--- Quoted text ---
........

Spring is an application framework, which means that instead of choosing when to invoke it from your application, you choose when it invokes your application code. This pattern of software development is called Inversion of Control (IoC), and it’s powerful because it allows developers to develop specialized application components and use Spring to connect them with each other using dependency injection. This is good for clean, separated code and for code reuse. This is evident when looking at the vast number of Spring modules and Spring-integrated third-party tools that are available. This course focuses on a few of them:

  • Spring MVC, a generic web controller library for Spring that supports a wide variety of utilities to simplify the handling of HTTP requests
  • Thymeleaf, a third party template engine that can integrate with Spring MVC to simplify the generation of web pages as responses to HTTP requests
  • Spring Security, a generic authentication library for Spring that can integrate with many different credential sources and authentication protocols to automatically manage request authentication and security contexts
  • MyBatis, a third-party database access library that provides simple SQL/Java mapping tools that can be defined in Spring components

The End of Boilerplate: Spring Boot

So Spring adds a lot of features, but it still sounds like a lot of configuration. We still have to deploy it to an application server, right? And we still have to create a servlet for Spring to live in. It also sounds like getting all of these modules and utilities to work together might take some work.

In the past, Spring did require a lot of configuration, but over time, the development world has moved towards a convention-over-configuration approach. Spring Boot is a project that provides an a-la-cart Spring experience, complete with a web page for generating and downloading starter projects based on the application needs. Most Spring Boot applications today also contain an embedded application server with a default, pre-configured servlet definition. All you have to do to run your Spring-enabled code as a server is to run a main method.

With the rise of containerized architectures like Docker, this style of application development has become as popular as the pluggable application server, and in this course, we’ll be exclusively using this mode. However, if you do want to deploy your Spring Boot application to a traditional application server, there are built-in tools that allow you to package the application as a standard WAR file.

........

--- Dataset rows ---
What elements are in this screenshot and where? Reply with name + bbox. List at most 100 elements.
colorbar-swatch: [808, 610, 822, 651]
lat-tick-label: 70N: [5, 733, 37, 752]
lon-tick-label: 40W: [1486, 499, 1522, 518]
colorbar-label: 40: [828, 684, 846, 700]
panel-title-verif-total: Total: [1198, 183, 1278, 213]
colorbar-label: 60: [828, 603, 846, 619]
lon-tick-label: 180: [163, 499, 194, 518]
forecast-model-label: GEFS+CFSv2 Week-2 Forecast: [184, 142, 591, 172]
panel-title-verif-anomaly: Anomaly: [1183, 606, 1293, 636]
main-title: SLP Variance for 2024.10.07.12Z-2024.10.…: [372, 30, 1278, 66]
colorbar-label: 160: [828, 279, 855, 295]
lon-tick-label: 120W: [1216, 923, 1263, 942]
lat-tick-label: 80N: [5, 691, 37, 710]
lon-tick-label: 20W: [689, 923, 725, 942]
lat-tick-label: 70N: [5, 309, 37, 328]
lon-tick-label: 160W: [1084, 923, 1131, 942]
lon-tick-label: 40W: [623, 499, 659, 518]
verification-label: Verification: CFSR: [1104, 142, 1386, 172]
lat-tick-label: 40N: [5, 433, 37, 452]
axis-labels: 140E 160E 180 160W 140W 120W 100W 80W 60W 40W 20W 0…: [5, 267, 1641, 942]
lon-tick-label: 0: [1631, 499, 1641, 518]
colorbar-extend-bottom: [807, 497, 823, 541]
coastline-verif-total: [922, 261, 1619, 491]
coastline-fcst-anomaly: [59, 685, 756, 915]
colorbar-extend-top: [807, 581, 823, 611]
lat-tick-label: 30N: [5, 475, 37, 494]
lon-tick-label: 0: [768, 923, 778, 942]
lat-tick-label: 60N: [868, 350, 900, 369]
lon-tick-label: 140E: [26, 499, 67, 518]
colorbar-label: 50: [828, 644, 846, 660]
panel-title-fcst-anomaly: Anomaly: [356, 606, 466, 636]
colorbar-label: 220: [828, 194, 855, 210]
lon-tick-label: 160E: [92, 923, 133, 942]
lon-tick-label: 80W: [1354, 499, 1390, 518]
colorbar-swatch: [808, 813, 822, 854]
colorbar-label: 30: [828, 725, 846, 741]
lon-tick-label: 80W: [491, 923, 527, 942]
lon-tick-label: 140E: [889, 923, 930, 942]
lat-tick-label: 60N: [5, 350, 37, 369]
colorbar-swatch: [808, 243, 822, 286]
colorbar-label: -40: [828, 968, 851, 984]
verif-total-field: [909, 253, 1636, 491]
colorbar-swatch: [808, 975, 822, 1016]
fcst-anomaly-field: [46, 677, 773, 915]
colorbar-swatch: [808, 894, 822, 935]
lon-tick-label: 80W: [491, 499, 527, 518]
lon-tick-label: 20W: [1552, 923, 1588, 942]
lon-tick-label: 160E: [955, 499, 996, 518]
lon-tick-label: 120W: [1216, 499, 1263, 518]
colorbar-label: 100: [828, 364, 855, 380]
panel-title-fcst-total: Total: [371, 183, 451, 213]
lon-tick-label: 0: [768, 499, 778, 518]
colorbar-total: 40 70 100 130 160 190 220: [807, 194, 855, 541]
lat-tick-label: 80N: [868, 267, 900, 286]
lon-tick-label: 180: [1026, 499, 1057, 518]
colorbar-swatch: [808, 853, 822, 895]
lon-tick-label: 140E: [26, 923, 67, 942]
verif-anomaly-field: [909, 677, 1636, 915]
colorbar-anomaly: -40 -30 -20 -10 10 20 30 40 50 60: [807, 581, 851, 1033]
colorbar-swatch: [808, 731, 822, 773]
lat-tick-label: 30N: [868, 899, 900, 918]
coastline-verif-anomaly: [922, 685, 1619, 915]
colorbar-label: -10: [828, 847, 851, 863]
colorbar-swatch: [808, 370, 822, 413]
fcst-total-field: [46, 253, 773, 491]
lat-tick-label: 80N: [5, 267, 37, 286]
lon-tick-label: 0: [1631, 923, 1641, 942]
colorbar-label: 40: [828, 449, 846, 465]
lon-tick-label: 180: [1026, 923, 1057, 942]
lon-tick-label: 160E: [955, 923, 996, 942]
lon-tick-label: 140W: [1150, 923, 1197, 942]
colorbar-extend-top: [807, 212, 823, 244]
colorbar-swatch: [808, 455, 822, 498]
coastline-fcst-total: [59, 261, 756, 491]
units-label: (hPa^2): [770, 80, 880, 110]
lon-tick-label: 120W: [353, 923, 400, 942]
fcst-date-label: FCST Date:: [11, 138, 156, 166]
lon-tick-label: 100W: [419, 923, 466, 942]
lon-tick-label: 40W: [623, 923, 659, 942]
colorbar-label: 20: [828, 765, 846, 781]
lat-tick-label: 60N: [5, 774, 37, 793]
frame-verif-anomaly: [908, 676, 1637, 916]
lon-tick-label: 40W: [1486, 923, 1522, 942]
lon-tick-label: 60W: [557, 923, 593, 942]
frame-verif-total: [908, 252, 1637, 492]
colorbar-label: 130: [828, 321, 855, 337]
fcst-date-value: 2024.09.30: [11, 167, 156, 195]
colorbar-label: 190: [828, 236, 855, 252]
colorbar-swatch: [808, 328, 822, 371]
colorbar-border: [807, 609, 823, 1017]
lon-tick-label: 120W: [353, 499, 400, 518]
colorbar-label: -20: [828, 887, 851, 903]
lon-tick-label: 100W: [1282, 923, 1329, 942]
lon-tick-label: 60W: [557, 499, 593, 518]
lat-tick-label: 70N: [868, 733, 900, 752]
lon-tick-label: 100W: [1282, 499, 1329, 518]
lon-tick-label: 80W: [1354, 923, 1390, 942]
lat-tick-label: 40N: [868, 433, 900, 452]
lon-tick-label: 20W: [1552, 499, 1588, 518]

........

--- Problems ---
- a) Repeat the passage on Spring word for word, starting with "With the rise" and going on through "standard WAR file.".
- b) Reproduce the entries verbatim, starting at the first line of the entries and going on through the line containing "lon-tick-label: 40W: [1486, 499, 1522, 518]", both included.

--- Replies ---
- a)
With the rise of containerized architectures like Docker, this style of application development has become as popular as the pluggable application server, and in this course, we’ll be exclusively using this mode. However, if you do want to deploy your Spring Boot application to a traditional application server, there are built-in tools that allow you to package the application as a standard WAR file.

- b)
What elements are in this screenshot and where? Reply with name + bbox. List at most 100 elements.
colorbar-swatch: [808, 610, 822, 651]
lat-tick-label: 70N: [5, 733, 37, 752]
lon-tick-label: 40W: [1486, 499, 1522, 518]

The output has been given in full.